── Stored records

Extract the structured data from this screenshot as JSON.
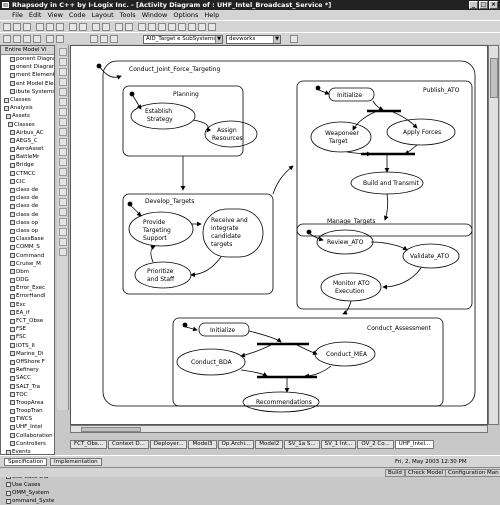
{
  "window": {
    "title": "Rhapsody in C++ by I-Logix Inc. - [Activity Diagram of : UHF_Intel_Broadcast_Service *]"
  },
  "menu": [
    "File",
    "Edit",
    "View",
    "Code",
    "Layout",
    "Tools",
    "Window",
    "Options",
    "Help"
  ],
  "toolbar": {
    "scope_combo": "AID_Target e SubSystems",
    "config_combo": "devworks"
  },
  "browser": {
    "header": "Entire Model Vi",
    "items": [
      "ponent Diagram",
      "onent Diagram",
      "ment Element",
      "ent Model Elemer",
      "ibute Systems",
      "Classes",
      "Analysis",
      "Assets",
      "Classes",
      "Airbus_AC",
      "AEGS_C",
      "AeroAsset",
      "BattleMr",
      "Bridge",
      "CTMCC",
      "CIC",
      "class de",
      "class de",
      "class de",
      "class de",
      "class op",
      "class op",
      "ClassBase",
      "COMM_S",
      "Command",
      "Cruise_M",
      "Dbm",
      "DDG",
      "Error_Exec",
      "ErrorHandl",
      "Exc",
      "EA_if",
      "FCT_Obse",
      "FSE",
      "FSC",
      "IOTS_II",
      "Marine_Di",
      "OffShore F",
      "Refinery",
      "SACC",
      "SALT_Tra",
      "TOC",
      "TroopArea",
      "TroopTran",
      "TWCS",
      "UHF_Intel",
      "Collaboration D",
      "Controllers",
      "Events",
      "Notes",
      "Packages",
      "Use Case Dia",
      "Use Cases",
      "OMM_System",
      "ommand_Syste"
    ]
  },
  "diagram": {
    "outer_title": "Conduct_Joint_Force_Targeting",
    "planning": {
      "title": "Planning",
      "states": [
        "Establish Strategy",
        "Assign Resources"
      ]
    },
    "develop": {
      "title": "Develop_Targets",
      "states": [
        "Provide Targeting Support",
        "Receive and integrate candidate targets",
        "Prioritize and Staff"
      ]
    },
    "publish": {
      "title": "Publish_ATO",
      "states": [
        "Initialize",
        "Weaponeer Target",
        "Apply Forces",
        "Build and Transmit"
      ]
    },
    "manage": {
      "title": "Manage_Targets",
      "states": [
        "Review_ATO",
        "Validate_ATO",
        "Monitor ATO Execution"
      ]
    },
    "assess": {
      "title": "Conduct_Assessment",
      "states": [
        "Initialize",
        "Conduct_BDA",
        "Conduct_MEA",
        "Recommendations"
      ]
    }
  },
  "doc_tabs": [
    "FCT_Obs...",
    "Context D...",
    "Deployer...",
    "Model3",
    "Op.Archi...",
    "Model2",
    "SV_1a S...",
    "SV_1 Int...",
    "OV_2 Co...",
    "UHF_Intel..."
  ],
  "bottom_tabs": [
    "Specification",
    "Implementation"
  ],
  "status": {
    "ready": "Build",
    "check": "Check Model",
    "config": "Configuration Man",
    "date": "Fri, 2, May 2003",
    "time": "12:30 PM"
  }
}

────
── Stored records

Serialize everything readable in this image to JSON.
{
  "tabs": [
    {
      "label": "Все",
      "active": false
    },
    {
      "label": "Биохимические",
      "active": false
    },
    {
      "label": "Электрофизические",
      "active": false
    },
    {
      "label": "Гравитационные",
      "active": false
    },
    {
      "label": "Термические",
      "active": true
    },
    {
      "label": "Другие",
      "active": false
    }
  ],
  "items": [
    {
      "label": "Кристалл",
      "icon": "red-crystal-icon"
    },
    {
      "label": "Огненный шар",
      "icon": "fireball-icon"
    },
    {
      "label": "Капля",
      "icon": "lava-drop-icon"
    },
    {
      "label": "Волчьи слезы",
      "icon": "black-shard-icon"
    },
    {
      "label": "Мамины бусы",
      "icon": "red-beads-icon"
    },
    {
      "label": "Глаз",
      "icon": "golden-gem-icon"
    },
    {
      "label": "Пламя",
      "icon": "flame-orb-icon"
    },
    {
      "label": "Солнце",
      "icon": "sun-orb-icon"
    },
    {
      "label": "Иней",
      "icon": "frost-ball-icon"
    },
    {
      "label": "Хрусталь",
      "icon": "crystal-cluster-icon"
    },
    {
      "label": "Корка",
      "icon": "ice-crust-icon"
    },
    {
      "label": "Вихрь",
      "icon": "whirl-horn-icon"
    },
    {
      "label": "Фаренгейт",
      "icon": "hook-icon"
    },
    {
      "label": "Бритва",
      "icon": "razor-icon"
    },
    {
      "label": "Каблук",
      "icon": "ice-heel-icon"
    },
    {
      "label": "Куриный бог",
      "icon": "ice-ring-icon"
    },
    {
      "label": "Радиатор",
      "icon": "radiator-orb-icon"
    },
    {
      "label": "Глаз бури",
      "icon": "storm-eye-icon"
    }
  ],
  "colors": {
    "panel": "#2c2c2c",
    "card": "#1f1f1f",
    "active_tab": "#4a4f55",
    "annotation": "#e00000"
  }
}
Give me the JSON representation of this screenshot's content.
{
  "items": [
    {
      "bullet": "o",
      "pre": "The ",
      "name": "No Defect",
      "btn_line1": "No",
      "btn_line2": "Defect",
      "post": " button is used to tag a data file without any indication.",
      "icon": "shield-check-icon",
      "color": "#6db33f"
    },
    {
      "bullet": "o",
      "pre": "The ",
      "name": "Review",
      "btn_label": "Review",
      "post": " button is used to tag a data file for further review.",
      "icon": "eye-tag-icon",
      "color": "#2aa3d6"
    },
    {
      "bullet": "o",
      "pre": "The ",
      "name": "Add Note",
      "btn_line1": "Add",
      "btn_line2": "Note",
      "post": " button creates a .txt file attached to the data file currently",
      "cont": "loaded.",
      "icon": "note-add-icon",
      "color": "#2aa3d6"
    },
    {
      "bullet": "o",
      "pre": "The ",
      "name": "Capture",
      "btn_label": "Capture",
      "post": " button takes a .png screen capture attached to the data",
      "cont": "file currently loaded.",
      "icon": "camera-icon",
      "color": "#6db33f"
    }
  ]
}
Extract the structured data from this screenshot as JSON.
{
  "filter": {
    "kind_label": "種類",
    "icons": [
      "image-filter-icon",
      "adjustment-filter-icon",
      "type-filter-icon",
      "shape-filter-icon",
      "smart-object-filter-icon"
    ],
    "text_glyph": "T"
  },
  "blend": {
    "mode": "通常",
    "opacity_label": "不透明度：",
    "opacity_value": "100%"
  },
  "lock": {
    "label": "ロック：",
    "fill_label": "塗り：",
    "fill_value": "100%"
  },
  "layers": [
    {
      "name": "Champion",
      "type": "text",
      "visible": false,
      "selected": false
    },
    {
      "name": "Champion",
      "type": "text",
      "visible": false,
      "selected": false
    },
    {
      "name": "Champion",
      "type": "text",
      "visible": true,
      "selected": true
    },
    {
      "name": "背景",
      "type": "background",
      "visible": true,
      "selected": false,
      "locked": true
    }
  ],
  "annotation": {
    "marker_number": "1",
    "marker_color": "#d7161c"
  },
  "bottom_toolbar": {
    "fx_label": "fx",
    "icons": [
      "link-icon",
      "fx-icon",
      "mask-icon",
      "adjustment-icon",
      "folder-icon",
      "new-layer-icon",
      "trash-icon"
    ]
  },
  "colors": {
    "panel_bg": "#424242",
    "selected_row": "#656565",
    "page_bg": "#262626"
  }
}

────

Exercise task =
Work out the number of lines above that include the string "post" and write only that number.

Output for this exercise =
4